- **Written task**
Scan each line of the records for the word "content" and extract the ones that have it.
'''
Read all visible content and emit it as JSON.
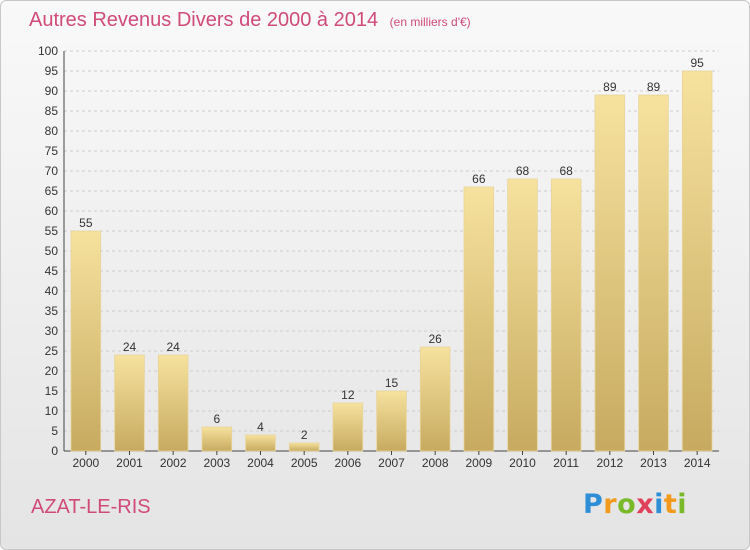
{
  "header": {
    "title": "Autres Revenus Divers de 2000 à 2014",
    "subtitle": "(en milliers d'€)"
  },
  "footer": {
    "location": "AZAT-LE-RIS",
    "brand": "Proxiti",
    "brand_letters": [
      {
        "ch": "P",
        "color": "#2e8fd6"
      },
      {
        "ch": "r",
        "color": "#f29a1c"
      },
      {
        "ch": "o",
        "color": "#7ab929"
      },
      {
        "ch": "x",
        "color": "#e0405a"
      },
      {
        "ch": "i",
        "color": "#2e8fd6"
      },
      {
        "ch": "t",
        "color": "#f29a1c"
      },
      {
        "ch": "i",
        "color": "#7ab929"
      }
    ]
  },
  "colors": {
    "accent": "#d04a7a",
    "bar_top": "#f6e29e",
    "bar_bottom": "#c7aa60",
    "grid": "#cccccc",
    "axis": "#444444"
  },
  "chart_data": {
    "type": "bar",
    "categories": [
      "2000",
      "2001",
      "2002",
      "2003",
      "2004",
      "2005",
      "2006",
      "2007",
      "2008",
      "2009",
      "2010",
      "2011",
      "2012",
      "2013",
      "2014"
    ],
    "values": [
      55,
      24,
      24,
      6,
      4,
      2,
      12,
      15,
      26,
      66,
      68,
      68,
      89,
      89,
      95
    ],
    "ylim": [
      0,
      100
    ],
    "ytick_step": 5,
    "grid": true,
    "data_labels": true
  }
}
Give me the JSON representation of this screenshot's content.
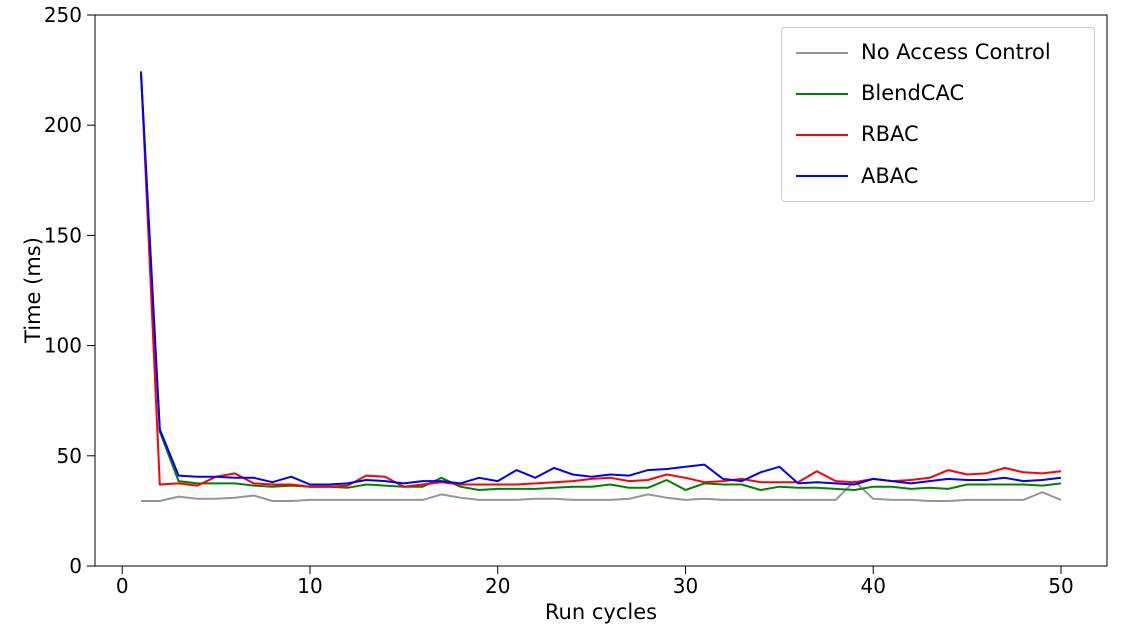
{
  "figure": {
    "background": "#ffffff",
    "text_color": "#000000",
    "spine_color": "#000000"
  },
  "chart_data": {
    "type": "line",
    "title": "",
    "xlabel": "Run cycles",
    "ylabel": "Time (ms)",
    "xlim": [
      -1.45,
      52.45
    ],
    "ylim": [
      0,
      250
    ],
    "xticks": [
      0,
      10,
      20,
      30,
      40,
      50
    ],
    "yticks": [
      0,
      50,
      100,
      150,
      200,
      250
    ],
    "grid": false,
    "legend_position": "upper right",
    "x": [
      1,
      2,
      3,
      4,
      5,
      6,
      7,
      8,
      9,
      10,
      11,
      12,
      13,
      14,
      15,
      16,
      17,
      18,
      19,
      20,
      21,
      22,
      23,
      24,
      25,
      26,
      27,
      28,
      29,
      30,
      31,
      32,
      33,
      34,
      35,
      36,
      37,
      38,
      39,
      40,
      41,
      42,
      43,
      44,
      45,
      46,
      47,
      48,
      49,
      50
    ],
    "series": [
      {
        "name": "No Access Control",
        "color": "#969696",
        "values": [
          29.5,
          29.5,
          31.5,
          30.5,
          30.5,
          31,
          32,
          29.5,
          29.5,
          30,
          30,
          30,
          30,
          30,
          30,
          30,
          32.5,
          31,
          30,
          30,
          30,
          30.5,
          30.5,
          30,
          30,
          30,
          30.5,
          32.5,
          31,
          30,
          30.5,
          30,
          30,
          30,
          30,
          30,
          30,
          30,
          38.5,
          30.5,
          30,
          30,
          29.5,
          29.5,
          30,
          30,
          30,
          30,
          33.5,
          30
        ]
      },
      {
        "name": "BlendCAC",
        "color": "#008000",
        "values": [
          223,
          61,
          38.5,
          37.5,
          37.5,
          37.5,
          36.5,
          36,
          36.5,
          36,
          36,
          35.5,
          37,
          36.5,
          36,
          36,
          40,
          36,
          34.5,
          35,
          35,
          35,
          35.5,
          36,
          36,
          37,
          35.5,
          35.5,
          39,
          34.5,
          37.5,
          37,
          37,
          34.5,
          36,
          35.5,
          35.5,
          35,
          34.5,
          36,
          36,
          35,
          35.5,
          35,
          37,
          37,
          37,
          37,
          36.5,
          37.5
        ]
      },
      {
        "name": "RBAC",
        "color": "#ff0000",
        "values": [
          224.5,
          37,
          37.5,
          36.5,
          40.5,
          42,
          37.5,
          37,
          37,
          36,
          36,
          36.5,
          41,
          40.5,
          36,
          37,
          38,
          37,
          37,
          37,
          37,
          37.5,
          38,
          38.5,
          39.5,
          40,
          38.5,
          39,
          41.5,
          40,
          38,
          38.5,
          39.5,
          38,
          38,
          38,
          43,
          38.5,
          38,
          39.5,
          38.5,
          39,
          40,
          43.5,
          41.5,
          42,
          44.5,
          42.5,
          42,
          43
        ]
      },
      {
        "name": "ABAC",
        "color": "#0000ff",
        "values": [
          224,
          62,
          41,
          40.5,
          40.5,
          40,
          40,
          38,
          40.5,
          37,
          37,
          37.5,
          39,
          38.5,
          37.5,
          38.5,
          38.5,
          37.5,
          40,
          38.5,
          43.5,
          40,
          44.5,
          41.5,
          40.5,
          41.5,
          41,
          43.5,
          44,
          45,
          46,
          39.5,
          38.5,
          42.5,
          45,
          37.5,
          38,
          37.5,
          37,
          39.5,
          38.5,
          37.5,
          38.5,
          39.5,
          39,
          39,
          40,
          38.5,
          39,
          40
        ]
      }
    ]
  }
}
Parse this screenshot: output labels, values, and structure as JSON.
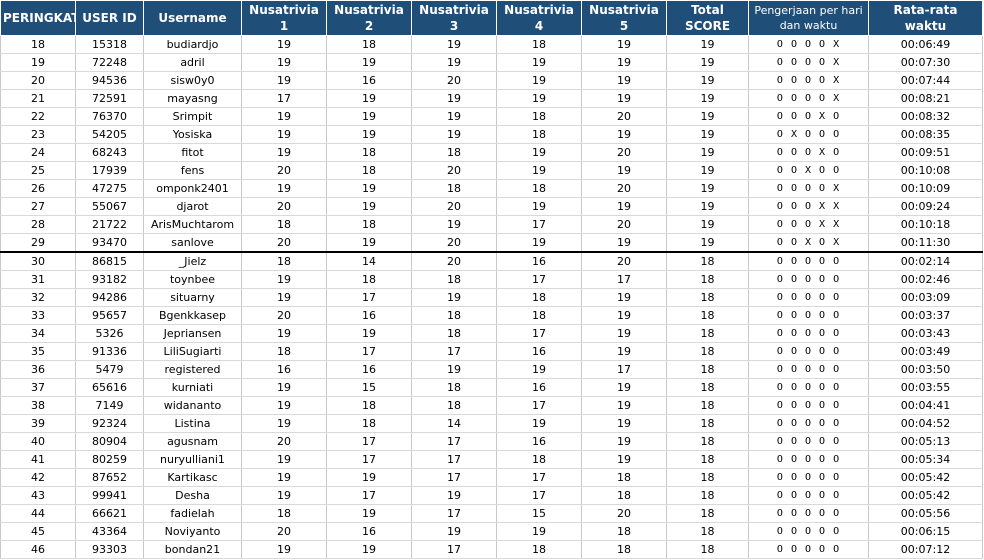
{
  "headers": [
    "PERINGKAT",
    "USER ID",
    "Username",
    "Nusatrivia 1",
    "Nusatrivia 2",
    "Nusatrivia 3",
    "Nusatrivia 4",
    "Nusatrivia 5",
    "Total SCORE",
    "Pengerjaan per hari dan waktu",
    "Rata-rata waktu"
  ],
  "rows": [
    [
      "18",
      "15318",
      "budiardjo",
      "19",
      "18",
      "19",
      "18",
      "19",
      "19",
      "O O O O X",
      "00:06:49"
    ],
    [
      "19",
      "72248",
      "adril",
      "19",
      "19",
      "19",
      "19",
      "19",
      "19",
      "O O O O X",
      "00:07:30"
    ],
    [
      "20",
      "94536",
      "sisw0y0",
      "19",
      "16",
      "20",
      "19",
      "19",
      "19",
      "O O O O X",
      "00:07:44"
    ],
    [
      "21",
      "72591",
      "mayasng",
      "17",
      "19",
      "19",
      "19",
      "19",
      "19",
      "O O O O X",
      "00:08:21"
    ],
    [
      "22",
      "76370",
      "Srimpit",
      "19",
      "19",
      "19",
      "18",
      "20",
      "19",
      "O O O X O",
      "00:08:32"
    ],
    [
      "23",
      "54205",
      "Yosiska",
      "19",
      "19",
      "19",
      "18",
      "19",
      "19",
      "O X O O O",
      "00:08:35"
    ],
    [
      "24",
      "68243",
      "fitot",
      "19",
      "18",
      "18",
      "19",
      "20",
      "19",
      "O O O X O",
      "00:09:51"
    ],
    [
      "25",
      "17939",
      "fens",
      "20",
      "18",
      "20",
      "19",
      "19",
      "19",
      "O O X O O",
      "00:10:08"
    ],
    [
      "26",
      "47275",
      "omponk2401",
      "19",
      "19",
      "18",
      "18",
      "20",
      "19",
      "O O O O X",
      "00:10:09"
    ],
    [
      "27",
      "55067",
      "djarot",
      "20",
      "19",
      "20",
      "19",
      "19",
      "19",
      "O O O X X",
      "00:09:24"
    ],
    [
      "28",
      "21722",
      "ArisMuchtarom",
      "18",
      "18",
      "19",
      "17",
      "20",
      "19",
      "O O O X X",
      "00:10:18"
    ],
    [
      "29",
      "93470",
      "sanlove",
      "20",
      "19",
      "20",
      "19",
      "19",
      "19",
      "O O X O X",
      "00:11:30"
    ],
    [
      "30",
      "86815",
      "_Jielz",
      "18",
      "14",
      "20",
      "16",
      "20",
      "18",
      "O O O O O",
      "00:02:14"
    ],
    [
      "31",
      "93182",
      "toynbee",
      "19",
      "18",
      "18",
      "17",
      "17",
      "18",
      "O O O O O",
      "00:02:46"
    ],
    [
      "32",
      "94286",
      "situarny",
      "19",
      "17",
      "19",
      "18",
      "19",
      "18",
      "O O O O O",
      "00:03:09"
    ],
    [
      "33",
      "95657",
      "Bgenkkasep",
      "20",
      "16",
      "18",
      "18",
      "19",
      "18",
      "O O O O O",
      "00:03:37"
    ],
    [
      "34",
      "5326",
      "Jepriansen",
      "19",
      "19",
      "18",
      "17",
      "19",
      "18",
      "O O O O O",
      "00:03:43"
    ],
    [
      "35",
      "91336",
      "LiliSugiarti",
      "18",
      "17",
      "17",
      "16",
      "19",
      "18",
      "O O O O O",
      "00:03:49"
    ],
    [
      "36",
      "5479",
      "registered",
      "16",
      "16",
      "19",
      "19",
      "17",
      "18",
      "O O O O O",
      "00:03:50"
    ],
    [
      "37",
      "65616",
      "kurniati",
      "19",
      "15",
      "18",
      "16",
      "19",
      "18",
      "O O O O O",
      "00:03:55"
    ],
    [
      "38",
      "7149",
      "widananto",
      "19",
      "18",
      "18",
      "17",
      "19",
      "18",
      "O O O O O",
      "00:04:41"
    ],
    [
      "39",
      "92324",
      "Listina",
      "19",
      "18",
      "14",
      "19",
      "19",
      "18",
      "O O O O O",
      "00:04:52"
    ],
    [
      "40",
      "80904",
      "agusnam",
      "20",
      "17",
      "17",
      "16",
      "19",
      "18",
      "O O O O O",
      "00:05:13"
    ],
    [
      "41",
      "80259",
      "nuryulliani1",
      "19",
      "17",
      "17",
      "18",
      "19",
      "18",
      "O O O O O",
      "00:05:34"
    ],
    [
      "42",
      "87652",
      "Kartikasc",
      "19",
      "19",
      "17",
      "17",
      "18",
      "18",
      "O O O O O",
      "00:05:42"
    ],
    [
      "43",
      "99941",
      "Desha",
      "19",
      "17",
      "19",
      "17",
      "18",
      "18",
      "O O O O O",
      "00:05:42"
    ],
    [
      "44",
      "66621",
      "fadielah",
      "18",
      "19",
      "17",
      "15",
      "20",
      "18",
      "O O O O O",
      "00:05:56"
    ],
    [
      "45",
      "43364",
      "Noviyanto",
      "20",
      "16",
      "19",
      "19",
      "18",
      "18",
      "O O O O O",
      "00:06:15"
    ],
    [
      "46",
      "93303",
      "bondan21",
      "19",
      "19",
      "17",
      "18",
      "18",
      "18",
      "O O O O O",
      "00:07:12"
    ]
  ],
  "colors": {
    "header_bg": "#1f4e79",
    "header_text": "#ffffff",
    "divider": "#000000"
  }
}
'''
- **Task answer**
Read all visible content and emit it as JSON.
Give me the JSON representation of this screenshot's content.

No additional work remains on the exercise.